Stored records

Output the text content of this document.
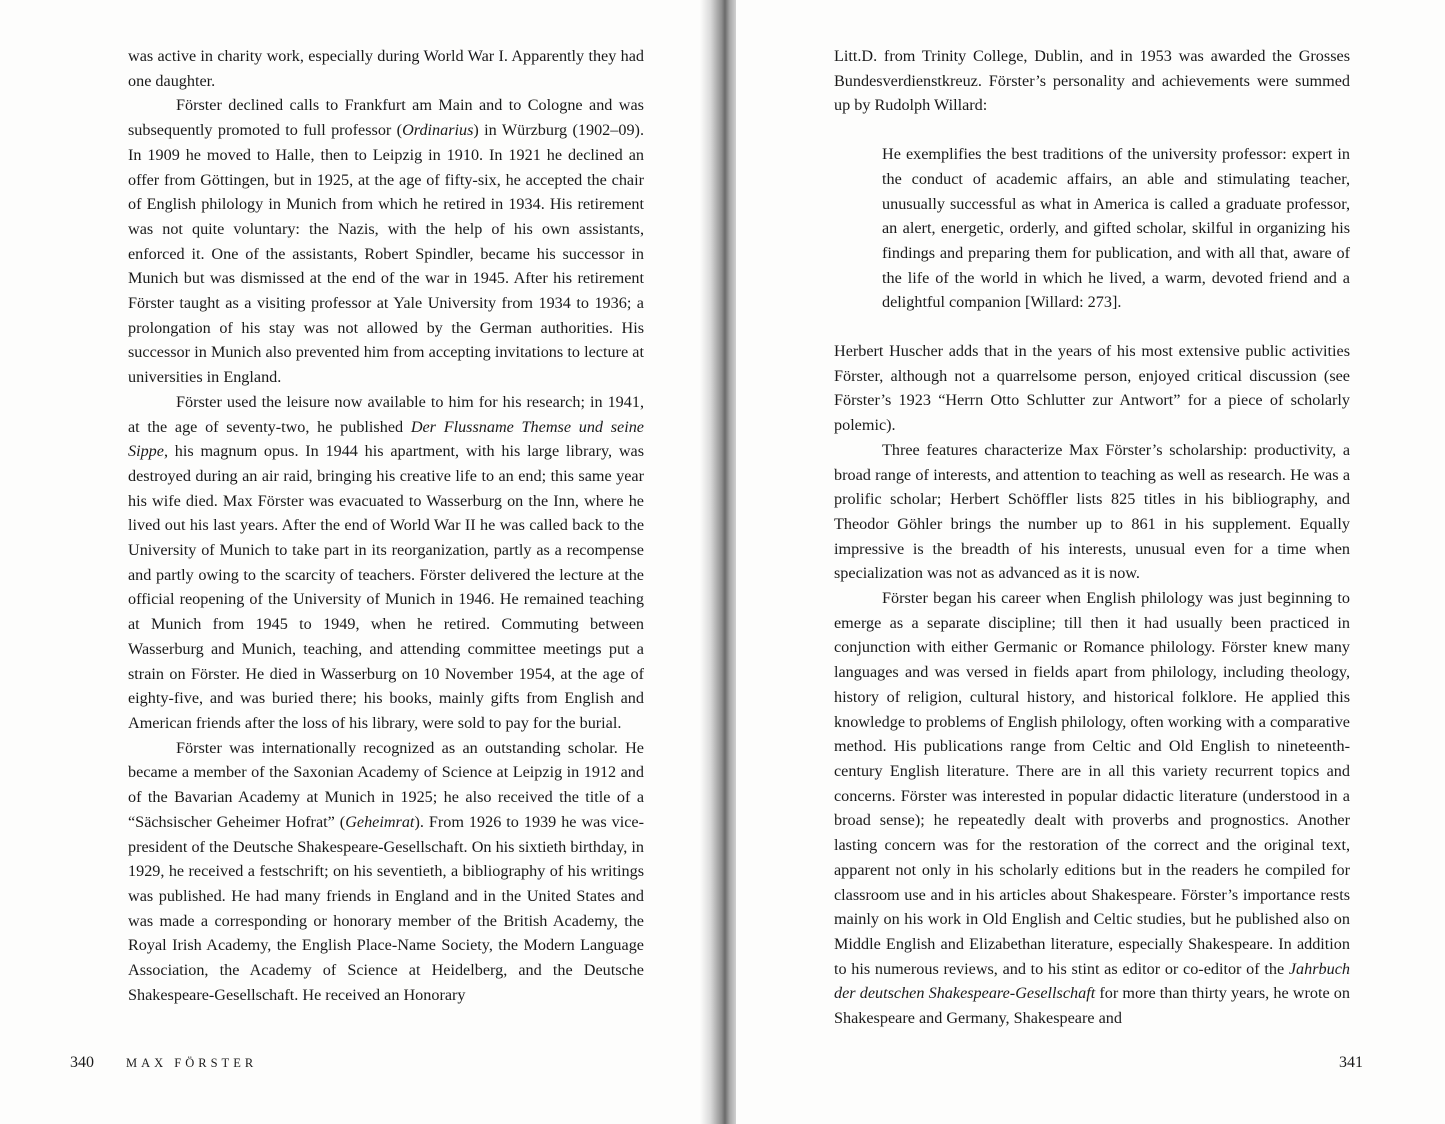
was active in charity work, especially during World War I. Apparently they had one daughter.

Förster declined calls to Frankfurt am Main and to Cologne and was subsequently promoted to full professor (Ordinarius) in Würzburg (1902–09). In 1909 he moved to Halle, then to Leipzig in 1910. In 1921 he declined an offer from Göttingen, but in 1925, at the age of fifty-six, he accepted the chair of English philology in Munich from which he retired in 1934. His retirement was not quite voluntary: the Nazis, with the help of his own assistants, enforced it. One of the assistants, Robert Spindler, became his successor in Munich but was dismissed at the end of the war in 1945. After his retirement Förster taught as a visiting professor at Yale University from 1934 to 1936; a prolongation of his stay was not allowed by the German authorities. His successor in Munich also prevented him from accepting invitations to lecture at universities in England.

Förster used the leisure now available to him for his research; in 1941, at the age of seventy-two, he published Der Flussname Themse und seine Sippe, his magnum opus. In 1944 his apartment, with his large library, was destroyed during an air raid, bringing his creative life to an end; this same year his wife died. Max Förster was evacuated to Wasserburg on the Inn, where he lived out his last years. After the end of World War II he was called back to the University of Munich to take part in its reorganization, partly as a recompense and partly owing to the scarcity of teachers. Förster delivered the lecture at the official reopening of the University of Munich in 1946. He remained teaching at Munich from 1945 to 1949, when he retired. Commuting between Wasserburg and Munich, teaching, and attending committee meetings put a strain on Förster. He died in Wasserburg on 10 November 1954, at the age of eighty-five, and was buried there; his books, mainly gifts from English and American friends after the loss of his library, were sold to pay for the burial.

Förster was internationally recognized as an outstanding scholar. He became a member of the Saxonian Academy of Science at Leipzig in 1912 and of the Bavarian Academy at Munich in 1925; he also received the title of a “Sächsischer Geheimer Hofrat” (Geheimrat). From 1926 to 1939 he was vice-president of the Deutsche Shakespeare-Gesellschaft. On his sixtieth birthday, in 1929, he received a festschrift; on his seventieth, a bibliography of his writings was published. He had many friends in England and in the United States and was made a corresponding or honorary member of the British Academy, the Royal Irish Academy, the English Place-Name Society, the Modern Language Association, the Academy of Science at Heidelberg, and the Deutsche Shakespeare-Gesellschaft. He received an Honorary

340	MAX FÖRSTER

Litt.D. from Trinity College, Dublin, and in 1953 was awarded the Grosses Bundesverdienstkreuz. Förster’s personality and achievements were summed up by Rudolph Willard:

He exemplifies the best traditions of the university professor: expert in the conduct of academic affairs, an able and stimulating teacher, unusually successful as what in America is called a graduate professor, an alert, energetic, orderly, and gifted scholar, skilful in organizing his findings and preparing them for publication, and with all that, aware of the life of the world in which he lived, a warm, devoted friend and a delightful companion [Willard: 273].

Herbert Huscher adds that in the years of his most extensive public activities Förster, although not a quarrelsome person, enjoyed critical discussion (see Förster’s 1923 “Herrn Otto Schlutter zur Antwort” for a piece of scholarly polemic).

Three features characterize Max Förster’s scholarship: productivity, a broad range of interests, and attention to teaching as well as research. He was a prolific scholar; Herbert Schöffler lists 825 titles in his bibliography, and Theodor Göhler brings the number up to 861 in his supplement. Equally impressive is the breadth of his interests, unusual even for a time when specialization was not as advanced as it is now.

Förster began his career when English philology was just beginning to emerge as a separate discipline; till then it had usually been practiced in conjunction with either Germanic or Romance philology. Förster knew many languages and was versed in fields apart from philology, including theology, history of religion, cultural history, and historical folklore. He applied this knowledge to problems of English philology, often working with a comparative method. His publications range from Celtic and Old English to nineteenth-century English literature. There are in all this variety recurrent topics and concerns. Förster was interested in popular didactic literature (understood in a broad sense); he repeatedly dealt with proverbs and prognostics. Another lasting concern was for the restoration of the correct and the original text, apparent not only in his scholarly editions but in the readers he compiled for classroom use and in his articles about Shakespeare. Förster’s importance rests mainly on his work in Old English and Celtic studies, but he published also on Middle English and Elizabethan literature, especially Shakespeare. In addition to his numerous reviews, and to his stint as editor or co-editor of the Jahrbuch der deutschen Shakespeare-Gesellschaft for more than thirty years, he wrote on Shakespeare and Germany, Shakespeare and

341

▶ _WORK INSTRUCTIONS_: Excluding the pictures, restate the records above word for word.

▶ _FULL OUTPUT_:
Output the text content of this document.
was active in charity work, especially during World War I. Apparently they had one daughter.

Förster declined calls to Frankfurt am Main and to Cologne and was subsequently promoted to full professor (Ordinarius) in Würzburg (1902–09). In 1909 he moved to Halle, then to Leipzig in 1910. In 1921 he declined an offer from Göttingen, but in 1925, at the age of fifty-six, he accepted the chair of English philology in Munich from which he retired in 1934. His retirement was not quite voluntary: the Nazis, with the help of his own assistants, enforced it. One of the assistants, Robert Spindler, became his successor in Munich but was dismissed at the end of the war in 1945. After his retirement Förster taught as a visiting professor at Yale University from 1934 to 1936; a prolongation of his stay was not allowed by the German authorities. His successor in Munich also prevented him from accepting invitations to lecture at universities in England.

Förster used the leisure now available to him for his research; in 1941, at the age of seventy-two, he published Der Flussname Themse und seine Sippe, his magnum opus. In 1944 his apartment, with his large library, was destroyed during an air raid, bringing his creative life to an end; this same year his wife died. Max Förster was evacuated to Wasserburg on the Inn, where he lived out his last years. After the end of World War II he was called back to the University of Munich to take part in its reorganization, partly as a recompense and partly owing to the scarcity of teachers. Förster delivered the lecture at the official reopening of the University of Munich in 1946. He remained teaching at Munich from 1945 to 1949, when he retired. Commuting between Wasserburg and Munich, teaching, and attending committee meetings put a strain on Förster. He died in Wasserburg on 10 November 1954, at the age of eighty-five, and was buried there; his books, mainly gifts from English and American friends after the loss of his library, were sold to pay for the burial.

Förster was internationally recognized as an outstanding scholar. He became a member of the Saxonian Academy of Science at Leipzig in 1912 and of the Bavarian Academy at Munich in 1925; he also received the title of a “Sächsischer Geheimer Hofrat” (Geheimrat). From 1926 to 1939 he was vice-president of the Deutsche Shakespeare-Gesellschaft. On his sixtieth birthday, in 1929, he received a festschrift; on his seventieth, a bibliography of his writings was published. He had many friends in England and in the United States and was made a corresponding or honorary member of the British Academy, the Royal Irish Academy, the English Place-Name Society, the Modern Language Association, the Academy of Science at Heidelberg, and the Deutsche Shakespeare-Gesellschaft. He received an Honorary

340	MAX FÖRSTER

Litt.D. from Trinity College, Dublin, and in 1953 was awarded the Grosses Bundesverdienstkreuz. Förster’s personality and achievements were summed up by Rudolph Willard:

He exemplifies the best traditions of the university professor: expert in the conduct of academic affairs, an able and stimulating teacher, unusually successful as what in America is called a graduate professor, an alert, energetic, orderly, and gifted scholar, skilful in organizing his findings and preparing them for publication, and with all that, aware of the life of the world in which he lived, a warm, devoted friend and a delightful companion [Willard: 273].

Herbert Huscher adds that in the years of his most extensive public activities Förster, although not a quarrelsome person, enjoyed critical discussion (see Förster’s 1923 “Herrn Otto Schlutter zur Antwort” for a piece of scholarly polemic).

Three features characterize Max Förster’s scholarship: productivity, a broad range of interests, and attention to teaching as well as research. He was a prolific scholar; Herbert Schöffler lists 825 titles in his bibliography, and Theodor Göhler brings the number up to 861 in his supplement. Equally impressive is the breadth of his interests, unusual even for a time when specialization was not as advanced as it is now.

Förster began his career when English philology was just beginning to emerge as a separate discipline; till then it had usually been practiced in conjunction with either Germanic or Romance philology. Förster knew many languages and was versed in fields apart from philology, including theology, history of religion, cultural history, and historical folklore. He applied this knowledge to problems of English philology, often working with a comparative method. His publications range from Celtic and Old English to nineteenth-century English literature. There are in all this variety recurrent topics and concerns. Förster was interested in popular didactic literature (understood in a broad sense); he repeatedly dealt with proverbs and prognostics. Another lasting concern was for the restoration of the correct and the original text, apparent not only in his scholarly editions but in the readers he compiled for classroom use and in his articles about Shakespeare. Förster’s importance rests mainly on his work in Old English and Celtic studies, but he published also on Middle English and Elizabethan literature, especially Shakespeare. In addition to his numerous reviews, and to his stint as editor or co-editor of the Jahrbuch der deutschen Shakespeare-Gesellschaft for more than thirty years, he wrote on Shakespeare and Germany, Shakespeare and

341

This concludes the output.